» What needs to be done: Restate the full listing word for word and leave the pictures out.

» Supplied entries:
┌──
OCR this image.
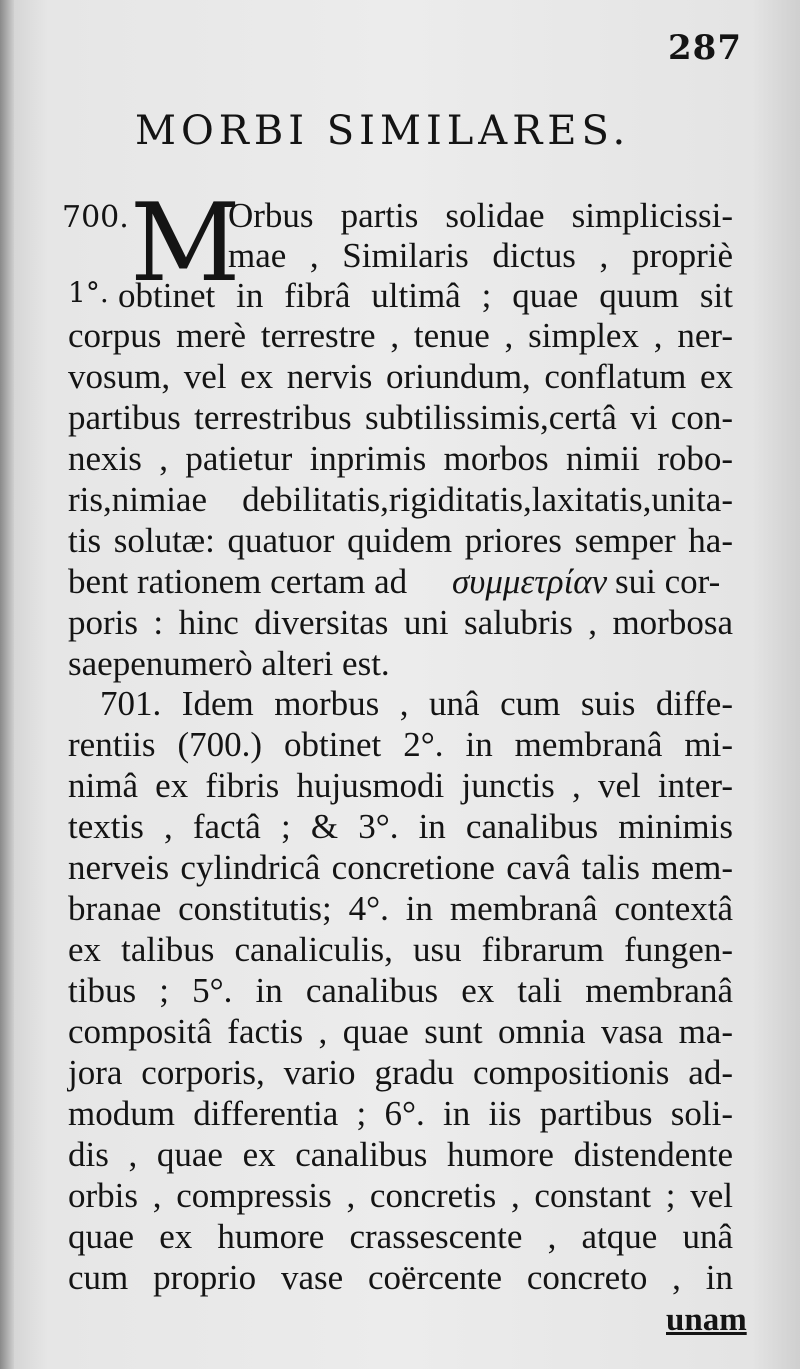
287
MORBI SIMILARES.
700. M
1°.
Orbus partis solidae simplicissi-
mae , Similaris dictus , propriè
obtinet in fibrâ ultimâ ; quae quum sit
corpus merè terrestre , tenue , simplex , ner-
vosum, vel ex nervis oriundum, conflatum ex
partibus terrestribus subtilissimis,certâ vi con-
nexis , patietur inprimis morbos nimii robo-
ris,nimiae debilitatis,rigiditatis,laxitatis,unita-
tis solutæ: quatuor quidem priores semper ha-
bent rationem certam ad	συμμετρίαν sui cor-
poris : hinc diversitas uni salubris , morbosa
saepenumerò alteri est.
701. Idem morbus , unâ cum suis diffe-
rentiis (700.) obtinet 2°. in membranâ mi-
nimâ ex fibris hujusmodi junctis , vel inter-
textis , factâ ; & 3°. in canalibus minimis
nerveis cylindricâ concretione cavâ talis mem-
branae constitutis; 4°. in membranâ contextâ
ex talibus canaliculis, usu fibrarum fungen-
tibus ; 5°. in canalibus ex tali membranâ
compositâ factis , quae sunt omnia vasa ma-
jora corporis, vario gradu compositionis ad-
modum differentia ; 6°. in iis partibus soli-
dis , quae ex canalibus humore distendente
orbis , compressis , concretis , constant ; vel
quae ex humore crassescente , atque unâ
cum proprio vase coërcente concreto , in
unam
└──
» Answer to the problem:
OCR this image.
287
MORBI SIMILARES.
700. M
1°.
Orbus partis solidae simplicissi-
mae , Similaris dictus , propriè
obtinet in fibrâ ultimâ ; quae quum sit
corpus merè terrestre , tenue , simplex , ner-
vosum, vel ex nervis oriundum, conflatum ex
partibus terrestribus subtilissimis,certâ vi con-
nexis , patietur inprimis morbos nimii robo-
ris,nimiae debilitatis,rigiditatis,laxitatis,unita-
tis solutæ: quatuor quidem priores semper ha-
bent rationem certam ad	συμμετρίαν sui cor-
poris : hinc diversitas uni salubris , morbosa
saepenumerò alteri est.
701. Idem morbus , unâ cum suis diffe-
rentiis (700.) obtinet 2°. in membranâ mi-
nimâ ex fibris hujusmodi junctis , vel inter-
textis , factâ ; & 3°. in canalibus minimis
nerveis cylindricâ concretione cavâ talis mem-
branae constitutis; 4°. in membranâ contextâ
ex talibus canaliculis, usu fibrarum fungen-
tibus ; 5°. in canalibus ex tali membranâ
compositâ factis , quae sunt omnia vasa ma-
jora corporis, vario gradu compositionis ad-
modum differentia ; 6°. in iis partibus soli-
dis , quae ex canalibus humore distendente
orbis , compressis , concretis , constant ; vel
quae ex humore crassescente , atque unâ
cum proprio vase coërcente concreto , in
unam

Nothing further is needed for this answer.